List, from the lines below, each one with "slope" in it.

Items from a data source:
★ ★ ★ ★ ★ ★ ★

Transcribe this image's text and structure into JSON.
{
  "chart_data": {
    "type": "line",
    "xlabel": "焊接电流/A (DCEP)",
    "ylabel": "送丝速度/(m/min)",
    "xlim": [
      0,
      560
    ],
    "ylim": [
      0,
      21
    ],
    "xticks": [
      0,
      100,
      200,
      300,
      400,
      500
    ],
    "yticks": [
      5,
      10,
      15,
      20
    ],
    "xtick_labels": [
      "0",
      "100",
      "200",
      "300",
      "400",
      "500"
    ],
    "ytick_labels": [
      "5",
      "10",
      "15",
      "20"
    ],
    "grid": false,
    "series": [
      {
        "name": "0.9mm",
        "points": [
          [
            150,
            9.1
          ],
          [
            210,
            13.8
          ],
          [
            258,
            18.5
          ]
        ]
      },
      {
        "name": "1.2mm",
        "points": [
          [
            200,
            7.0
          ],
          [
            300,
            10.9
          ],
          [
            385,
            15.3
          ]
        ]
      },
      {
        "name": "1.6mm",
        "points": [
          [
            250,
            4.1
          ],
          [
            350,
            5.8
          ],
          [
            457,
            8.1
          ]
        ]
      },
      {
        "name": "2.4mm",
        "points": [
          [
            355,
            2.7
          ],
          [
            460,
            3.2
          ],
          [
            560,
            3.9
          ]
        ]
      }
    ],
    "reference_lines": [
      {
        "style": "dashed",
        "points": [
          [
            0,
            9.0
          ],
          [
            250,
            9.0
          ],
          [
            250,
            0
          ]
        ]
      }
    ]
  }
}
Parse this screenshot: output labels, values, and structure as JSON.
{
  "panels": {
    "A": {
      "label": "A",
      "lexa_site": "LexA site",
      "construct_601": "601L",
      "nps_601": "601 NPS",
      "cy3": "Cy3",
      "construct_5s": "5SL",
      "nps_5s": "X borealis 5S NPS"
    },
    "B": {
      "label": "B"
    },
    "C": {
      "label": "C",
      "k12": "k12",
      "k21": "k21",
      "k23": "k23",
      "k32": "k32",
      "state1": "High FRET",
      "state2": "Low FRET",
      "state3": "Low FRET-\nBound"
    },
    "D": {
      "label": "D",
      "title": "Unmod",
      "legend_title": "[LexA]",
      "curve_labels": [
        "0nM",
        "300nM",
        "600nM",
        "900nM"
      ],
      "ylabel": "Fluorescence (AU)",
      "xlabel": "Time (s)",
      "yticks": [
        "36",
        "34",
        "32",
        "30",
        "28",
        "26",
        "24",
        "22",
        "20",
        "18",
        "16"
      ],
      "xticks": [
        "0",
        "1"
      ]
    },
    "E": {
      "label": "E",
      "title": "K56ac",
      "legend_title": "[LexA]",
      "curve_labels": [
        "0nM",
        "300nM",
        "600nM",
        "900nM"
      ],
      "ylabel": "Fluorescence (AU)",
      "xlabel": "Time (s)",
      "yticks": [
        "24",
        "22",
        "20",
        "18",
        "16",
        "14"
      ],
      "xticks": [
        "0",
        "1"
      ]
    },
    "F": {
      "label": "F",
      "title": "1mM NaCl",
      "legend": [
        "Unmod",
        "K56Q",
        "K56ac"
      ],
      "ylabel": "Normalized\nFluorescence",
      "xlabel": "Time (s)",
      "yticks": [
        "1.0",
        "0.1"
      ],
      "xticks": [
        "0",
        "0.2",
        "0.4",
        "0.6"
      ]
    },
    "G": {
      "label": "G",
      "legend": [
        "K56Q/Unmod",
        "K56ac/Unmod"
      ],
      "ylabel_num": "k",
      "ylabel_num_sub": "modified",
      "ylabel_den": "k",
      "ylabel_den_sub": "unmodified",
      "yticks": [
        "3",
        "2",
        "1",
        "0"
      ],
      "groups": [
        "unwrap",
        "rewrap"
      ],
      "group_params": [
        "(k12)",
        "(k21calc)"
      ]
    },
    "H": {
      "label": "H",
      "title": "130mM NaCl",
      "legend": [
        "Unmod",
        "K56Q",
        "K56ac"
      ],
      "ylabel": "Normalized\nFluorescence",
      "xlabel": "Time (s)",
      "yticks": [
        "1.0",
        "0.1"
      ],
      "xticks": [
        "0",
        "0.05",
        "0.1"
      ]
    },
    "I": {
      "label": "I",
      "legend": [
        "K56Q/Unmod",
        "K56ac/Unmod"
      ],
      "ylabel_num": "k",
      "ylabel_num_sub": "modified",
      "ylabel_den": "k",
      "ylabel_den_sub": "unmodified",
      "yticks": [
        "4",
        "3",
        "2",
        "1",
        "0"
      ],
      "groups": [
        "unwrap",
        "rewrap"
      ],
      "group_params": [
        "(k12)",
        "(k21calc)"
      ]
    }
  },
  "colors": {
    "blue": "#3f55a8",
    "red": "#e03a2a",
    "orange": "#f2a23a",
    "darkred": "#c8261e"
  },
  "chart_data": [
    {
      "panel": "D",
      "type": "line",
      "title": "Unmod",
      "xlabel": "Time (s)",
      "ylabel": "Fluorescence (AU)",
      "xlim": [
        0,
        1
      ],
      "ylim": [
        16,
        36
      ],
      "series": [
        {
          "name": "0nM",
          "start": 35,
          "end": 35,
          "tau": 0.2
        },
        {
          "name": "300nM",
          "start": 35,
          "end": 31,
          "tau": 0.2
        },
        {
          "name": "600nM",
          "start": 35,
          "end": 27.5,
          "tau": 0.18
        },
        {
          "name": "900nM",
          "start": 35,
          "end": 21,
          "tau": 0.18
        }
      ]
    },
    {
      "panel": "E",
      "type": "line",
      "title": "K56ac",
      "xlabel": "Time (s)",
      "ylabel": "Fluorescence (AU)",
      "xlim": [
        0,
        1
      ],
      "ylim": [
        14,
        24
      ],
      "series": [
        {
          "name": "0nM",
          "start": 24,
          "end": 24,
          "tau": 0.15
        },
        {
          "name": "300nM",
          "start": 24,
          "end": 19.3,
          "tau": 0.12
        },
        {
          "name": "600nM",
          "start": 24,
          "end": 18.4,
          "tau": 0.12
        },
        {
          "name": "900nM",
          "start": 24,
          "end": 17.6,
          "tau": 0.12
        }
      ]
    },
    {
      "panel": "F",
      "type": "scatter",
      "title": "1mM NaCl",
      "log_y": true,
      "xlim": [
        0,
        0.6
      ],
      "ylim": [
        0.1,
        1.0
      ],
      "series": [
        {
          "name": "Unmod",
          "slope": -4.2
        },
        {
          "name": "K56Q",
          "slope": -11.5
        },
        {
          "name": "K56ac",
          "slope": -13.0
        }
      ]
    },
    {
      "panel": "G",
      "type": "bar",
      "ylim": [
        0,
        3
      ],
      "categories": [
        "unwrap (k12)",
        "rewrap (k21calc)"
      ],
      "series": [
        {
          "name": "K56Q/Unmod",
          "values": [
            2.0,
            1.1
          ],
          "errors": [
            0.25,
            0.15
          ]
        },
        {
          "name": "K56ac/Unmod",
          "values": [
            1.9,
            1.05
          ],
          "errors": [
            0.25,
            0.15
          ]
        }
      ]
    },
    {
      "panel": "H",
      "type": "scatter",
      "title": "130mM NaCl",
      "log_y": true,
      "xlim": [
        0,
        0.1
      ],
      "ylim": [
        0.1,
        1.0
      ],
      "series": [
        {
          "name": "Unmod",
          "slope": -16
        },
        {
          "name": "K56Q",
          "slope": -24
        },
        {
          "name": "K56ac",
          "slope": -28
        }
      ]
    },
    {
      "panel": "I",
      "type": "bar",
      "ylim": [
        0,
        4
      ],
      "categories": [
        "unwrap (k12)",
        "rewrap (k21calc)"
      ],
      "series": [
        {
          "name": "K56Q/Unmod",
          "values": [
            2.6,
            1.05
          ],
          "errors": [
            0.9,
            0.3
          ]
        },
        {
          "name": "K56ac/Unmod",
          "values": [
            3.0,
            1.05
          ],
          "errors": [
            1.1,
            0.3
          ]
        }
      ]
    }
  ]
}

★ ★ ★ ★ ★ ★ ★

▶ **In response**:
          "slope": -4.2
          "slope": -11.5
          "slope": -13.0
          "slope": -16
          "slope": -24
          "slope": -28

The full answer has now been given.